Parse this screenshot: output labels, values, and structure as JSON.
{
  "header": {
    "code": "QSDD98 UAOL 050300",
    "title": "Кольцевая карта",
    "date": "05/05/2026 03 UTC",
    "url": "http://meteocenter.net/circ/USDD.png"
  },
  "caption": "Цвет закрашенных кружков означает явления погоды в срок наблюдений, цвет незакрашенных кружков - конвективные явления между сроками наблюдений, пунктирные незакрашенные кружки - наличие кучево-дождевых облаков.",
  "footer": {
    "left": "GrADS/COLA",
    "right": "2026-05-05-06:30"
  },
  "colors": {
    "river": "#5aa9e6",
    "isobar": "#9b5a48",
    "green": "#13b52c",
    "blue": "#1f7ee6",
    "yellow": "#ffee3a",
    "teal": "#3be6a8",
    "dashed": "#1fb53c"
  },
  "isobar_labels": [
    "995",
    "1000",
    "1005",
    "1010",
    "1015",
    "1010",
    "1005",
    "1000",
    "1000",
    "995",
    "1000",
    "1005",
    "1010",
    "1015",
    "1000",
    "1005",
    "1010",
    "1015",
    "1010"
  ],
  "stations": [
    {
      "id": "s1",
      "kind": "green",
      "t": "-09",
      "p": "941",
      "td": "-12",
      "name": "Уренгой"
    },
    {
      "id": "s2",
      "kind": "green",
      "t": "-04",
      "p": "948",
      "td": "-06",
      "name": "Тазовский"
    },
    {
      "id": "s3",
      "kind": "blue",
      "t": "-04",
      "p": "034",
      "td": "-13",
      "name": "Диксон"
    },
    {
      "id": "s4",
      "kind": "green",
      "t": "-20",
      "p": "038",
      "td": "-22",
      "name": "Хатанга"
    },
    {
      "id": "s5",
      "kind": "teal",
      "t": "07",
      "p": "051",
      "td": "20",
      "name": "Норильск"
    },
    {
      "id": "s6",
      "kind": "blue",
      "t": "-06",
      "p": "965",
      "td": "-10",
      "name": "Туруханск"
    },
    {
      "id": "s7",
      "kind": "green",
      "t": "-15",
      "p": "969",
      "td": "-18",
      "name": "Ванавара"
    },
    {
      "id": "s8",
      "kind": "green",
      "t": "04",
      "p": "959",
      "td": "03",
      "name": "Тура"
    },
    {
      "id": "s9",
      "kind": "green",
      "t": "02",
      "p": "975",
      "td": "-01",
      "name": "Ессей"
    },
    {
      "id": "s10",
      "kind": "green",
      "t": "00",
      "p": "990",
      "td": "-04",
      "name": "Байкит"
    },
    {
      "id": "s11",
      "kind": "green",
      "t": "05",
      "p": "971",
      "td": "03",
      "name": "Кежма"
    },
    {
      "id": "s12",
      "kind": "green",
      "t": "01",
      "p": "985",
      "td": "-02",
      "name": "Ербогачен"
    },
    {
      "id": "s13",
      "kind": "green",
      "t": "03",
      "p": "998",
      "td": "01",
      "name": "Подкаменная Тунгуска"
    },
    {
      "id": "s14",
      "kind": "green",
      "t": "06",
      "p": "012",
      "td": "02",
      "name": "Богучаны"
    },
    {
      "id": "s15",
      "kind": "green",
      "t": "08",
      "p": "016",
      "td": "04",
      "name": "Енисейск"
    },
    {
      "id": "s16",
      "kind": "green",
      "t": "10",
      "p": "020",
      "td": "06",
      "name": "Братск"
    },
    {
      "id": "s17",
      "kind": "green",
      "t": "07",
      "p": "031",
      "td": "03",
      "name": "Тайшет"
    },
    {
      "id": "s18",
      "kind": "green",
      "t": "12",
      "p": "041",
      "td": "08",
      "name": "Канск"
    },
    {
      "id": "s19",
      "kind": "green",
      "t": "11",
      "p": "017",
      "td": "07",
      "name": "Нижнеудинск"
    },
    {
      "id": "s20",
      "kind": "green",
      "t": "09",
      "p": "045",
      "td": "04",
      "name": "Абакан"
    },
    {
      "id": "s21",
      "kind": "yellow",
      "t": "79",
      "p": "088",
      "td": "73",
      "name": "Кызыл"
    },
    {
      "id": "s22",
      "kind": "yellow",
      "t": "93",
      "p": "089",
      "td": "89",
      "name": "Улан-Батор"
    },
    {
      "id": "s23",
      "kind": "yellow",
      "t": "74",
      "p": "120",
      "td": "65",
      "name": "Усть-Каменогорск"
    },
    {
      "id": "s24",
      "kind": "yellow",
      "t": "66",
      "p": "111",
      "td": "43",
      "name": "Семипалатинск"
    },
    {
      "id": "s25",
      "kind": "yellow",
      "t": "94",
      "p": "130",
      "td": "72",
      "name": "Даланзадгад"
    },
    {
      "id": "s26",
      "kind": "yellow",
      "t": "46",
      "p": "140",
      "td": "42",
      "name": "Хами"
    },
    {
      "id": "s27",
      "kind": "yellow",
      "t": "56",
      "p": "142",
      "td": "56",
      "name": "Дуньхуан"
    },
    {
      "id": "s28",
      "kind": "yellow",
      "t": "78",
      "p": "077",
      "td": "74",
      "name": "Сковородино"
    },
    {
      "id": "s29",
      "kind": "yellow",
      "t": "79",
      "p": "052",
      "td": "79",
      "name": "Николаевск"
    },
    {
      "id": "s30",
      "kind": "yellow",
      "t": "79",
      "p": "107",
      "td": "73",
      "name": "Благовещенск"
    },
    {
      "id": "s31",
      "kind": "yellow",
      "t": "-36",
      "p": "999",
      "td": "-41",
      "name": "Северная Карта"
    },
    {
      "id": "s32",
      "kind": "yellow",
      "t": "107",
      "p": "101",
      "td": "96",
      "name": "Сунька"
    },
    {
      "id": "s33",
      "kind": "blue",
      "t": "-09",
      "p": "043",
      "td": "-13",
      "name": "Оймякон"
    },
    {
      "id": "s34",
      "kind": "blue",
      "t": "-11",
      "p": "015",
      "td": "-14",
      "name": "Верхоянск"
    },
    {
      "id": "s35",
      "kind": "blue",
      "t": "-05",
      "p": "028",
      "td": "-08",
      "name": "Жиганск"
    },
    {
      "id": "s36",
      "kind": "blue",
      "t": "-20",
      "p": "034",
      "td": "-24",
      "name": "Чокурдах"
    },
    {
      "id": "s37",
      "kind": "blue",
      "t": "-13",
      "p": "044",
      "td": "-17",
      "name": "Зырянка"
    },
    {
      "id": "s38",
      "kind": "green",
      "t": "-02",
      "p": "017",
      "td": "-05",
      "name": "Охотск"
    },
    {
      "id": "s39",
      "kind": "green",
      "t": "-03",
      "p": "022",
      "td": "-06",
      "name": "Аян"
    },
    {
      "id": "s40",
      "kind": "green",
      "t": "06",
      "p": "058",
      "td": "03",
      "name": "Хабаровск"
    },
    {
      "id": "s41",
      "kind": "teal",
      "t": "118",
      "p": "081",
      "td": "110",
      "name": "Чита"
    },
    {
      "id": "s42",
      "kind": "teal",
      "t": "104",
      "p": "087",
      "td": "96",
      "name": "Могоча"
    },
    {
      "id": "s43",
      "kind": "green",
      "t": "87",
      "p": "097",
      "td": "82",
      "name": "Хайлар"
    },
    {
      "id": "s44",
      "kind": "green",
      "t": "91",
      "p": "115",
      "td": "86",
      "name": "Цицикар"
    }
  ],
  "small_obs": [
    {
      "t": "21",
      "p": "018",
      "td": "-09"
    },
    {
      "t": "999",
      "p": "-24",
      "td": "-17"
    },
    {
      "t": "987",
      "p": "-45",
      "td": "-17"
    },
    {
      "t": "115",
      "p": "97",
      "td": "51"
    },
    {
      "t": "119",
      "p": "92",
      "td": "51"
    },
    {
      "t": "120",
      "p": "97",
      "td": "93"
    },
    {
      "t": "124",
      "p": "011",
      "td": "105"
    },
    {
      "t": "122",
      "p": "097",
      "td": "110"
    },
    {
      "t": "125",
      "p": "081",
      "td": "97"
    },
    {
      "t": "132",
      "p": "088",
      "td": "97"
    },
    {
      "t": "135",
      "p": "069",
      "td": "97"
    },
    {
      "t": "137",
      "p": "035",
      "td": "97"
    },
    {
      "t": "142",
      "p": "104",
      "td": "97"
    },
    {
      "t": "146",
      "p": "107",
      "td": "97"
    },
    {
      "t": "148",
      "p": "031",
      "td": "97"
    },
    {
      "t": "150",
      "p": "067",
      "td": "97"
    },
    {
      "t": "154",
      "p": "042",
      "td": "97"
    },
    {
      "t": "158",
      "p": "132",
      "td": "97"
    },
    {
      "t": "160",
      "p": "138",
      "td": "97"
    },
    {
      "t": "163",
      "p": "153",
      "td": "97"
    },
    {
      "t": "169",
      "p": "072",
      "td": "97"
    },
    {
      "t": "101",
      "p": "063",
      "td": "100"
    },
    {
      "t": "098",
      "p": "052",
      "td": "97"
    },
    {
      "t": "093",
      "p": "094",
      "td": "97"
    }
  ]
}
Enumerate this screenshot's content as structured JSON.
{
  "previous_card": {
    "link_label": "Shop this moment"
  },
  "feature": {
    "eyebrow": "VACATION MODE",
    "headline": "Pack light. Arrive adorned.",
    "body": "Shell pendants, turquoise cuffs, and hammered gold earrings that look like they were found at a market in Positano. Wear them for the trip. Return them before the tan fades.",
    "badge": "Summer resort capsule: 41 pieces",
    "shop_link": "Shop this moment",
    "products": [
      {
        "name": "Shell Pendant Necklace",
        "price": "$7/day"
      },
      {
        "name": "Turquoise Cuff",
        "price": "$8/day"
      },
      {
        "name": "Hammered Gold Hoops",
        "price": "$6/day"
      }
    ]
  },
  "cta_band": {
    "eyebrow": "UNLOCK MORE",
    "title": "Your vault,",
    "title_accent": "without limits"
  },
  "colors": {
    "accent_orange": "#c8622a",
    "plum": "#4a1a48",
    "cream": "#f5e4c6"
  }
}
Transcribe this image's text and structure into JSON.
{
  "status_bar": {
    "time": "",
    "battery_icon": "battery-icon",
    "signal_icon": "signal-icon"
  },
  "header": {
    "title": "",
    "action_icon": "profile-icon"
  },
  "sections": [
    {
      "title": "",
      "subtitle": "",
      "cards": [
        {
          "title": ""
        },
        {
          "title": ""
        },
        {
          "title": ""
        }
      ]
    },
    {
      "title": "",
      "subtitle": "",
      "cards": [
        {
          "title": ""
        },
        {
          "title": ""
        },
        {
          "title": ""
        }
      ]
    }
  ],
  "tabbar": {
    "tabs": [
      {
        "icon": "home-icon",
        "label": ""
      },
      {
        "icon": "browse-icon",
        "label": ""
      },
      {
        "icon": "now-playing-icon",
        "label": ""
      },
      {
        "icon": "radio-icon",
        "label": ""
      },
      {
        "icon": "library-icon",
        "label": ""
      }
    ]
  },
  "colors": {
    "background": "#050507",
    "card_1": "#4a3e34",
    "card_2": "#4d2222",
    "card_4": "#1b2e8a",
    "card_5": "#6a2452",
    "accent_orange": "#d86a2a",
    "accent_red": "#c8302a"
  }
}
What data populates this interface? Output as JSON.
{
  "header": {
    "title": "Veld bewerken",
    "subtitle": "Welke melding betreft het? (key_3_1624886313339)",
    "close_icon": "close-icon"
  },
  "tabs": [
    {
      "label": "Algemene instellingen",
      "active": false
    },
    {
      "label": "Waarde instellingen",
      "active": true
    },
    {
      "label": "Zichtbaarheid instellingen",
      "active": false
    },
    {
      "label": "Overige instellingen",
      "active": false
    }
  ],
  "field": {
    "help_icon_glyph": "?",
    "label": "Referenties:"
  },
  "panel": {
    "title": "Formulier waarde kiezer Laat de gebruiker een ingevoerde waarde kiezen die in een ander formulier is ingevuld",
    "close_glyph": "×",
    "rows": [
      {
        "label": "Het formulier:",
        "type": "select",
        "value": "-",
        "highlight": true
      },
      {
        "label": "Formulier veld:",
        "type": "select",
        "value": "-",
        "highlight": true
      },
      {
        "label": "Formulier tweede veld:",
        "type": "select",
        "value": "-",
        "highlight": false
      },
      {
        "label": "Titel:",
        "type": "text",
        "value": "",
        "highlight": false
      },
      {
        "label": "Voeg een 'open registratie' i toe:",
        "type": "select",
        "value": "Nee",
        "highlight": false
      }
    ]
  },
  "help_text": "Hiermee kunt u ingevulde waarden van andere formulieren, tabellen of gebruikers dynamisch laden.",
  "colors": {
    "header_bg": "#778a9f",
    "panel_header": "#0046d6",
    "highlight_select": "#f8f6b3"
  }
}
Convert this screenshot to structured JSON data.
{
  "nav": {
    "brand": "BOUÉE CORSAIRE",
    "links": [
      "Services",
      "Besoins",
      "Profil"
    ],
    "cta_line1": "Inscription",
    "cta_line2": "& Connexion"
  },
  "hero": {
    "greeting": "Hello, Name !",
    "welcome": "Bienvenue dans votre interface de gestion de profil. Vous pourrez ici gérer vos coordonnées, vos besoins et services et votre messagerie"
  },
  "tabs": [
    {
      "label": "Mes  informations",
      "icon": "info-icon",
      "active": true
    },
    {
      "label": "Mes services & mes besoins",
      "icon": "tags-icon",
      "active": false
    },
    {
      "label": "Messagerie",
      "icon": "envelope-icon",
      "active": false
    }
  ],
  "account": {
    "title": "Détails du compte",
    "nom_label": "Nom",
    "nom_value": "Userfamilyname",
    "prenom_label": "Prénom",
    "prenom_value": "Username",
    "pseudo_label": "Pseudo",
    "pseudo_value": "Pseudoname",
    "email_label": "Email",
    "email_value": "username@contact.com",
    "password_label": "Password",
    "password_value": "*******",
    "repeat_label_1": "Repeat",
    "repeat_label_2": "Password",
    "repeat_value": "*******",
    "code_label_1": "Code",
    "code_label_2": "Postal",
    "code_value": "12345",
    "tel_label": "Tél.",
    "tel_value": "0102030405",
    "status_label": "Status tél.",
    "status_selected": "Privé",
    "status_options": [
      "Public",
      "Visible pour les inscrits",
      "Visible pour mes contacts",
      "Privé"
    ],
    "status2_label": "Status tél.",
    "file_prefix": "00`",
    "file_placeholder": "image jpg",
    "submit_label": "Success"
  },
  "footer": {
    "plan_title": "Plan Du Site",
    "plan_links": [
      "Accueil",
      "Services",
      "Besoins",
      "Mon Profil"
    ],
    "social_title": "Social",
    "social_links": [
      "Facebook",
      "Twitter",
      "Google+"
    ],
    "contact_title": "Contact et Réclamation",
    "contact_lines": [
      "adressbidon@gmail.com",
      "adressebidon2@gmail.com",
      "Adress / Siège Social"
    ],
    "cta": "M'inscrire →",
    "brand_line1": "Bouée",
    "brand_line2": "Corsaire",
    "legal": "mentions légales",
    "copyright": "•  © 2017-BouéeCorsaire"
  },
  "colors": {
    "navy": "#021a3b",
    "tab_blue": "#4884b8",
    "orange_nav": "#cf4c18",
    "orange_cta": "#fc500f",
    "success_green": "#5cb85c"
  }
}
- - - - -
Search the data above for lines holding "screenshot" and copy each of them.

• _Solution for this task_
Parse this screenshot: output labels, values, and structure as JSON.
Enumerate this screenshot's content as structured JSON.
Convert this screenshot to structured JSON data.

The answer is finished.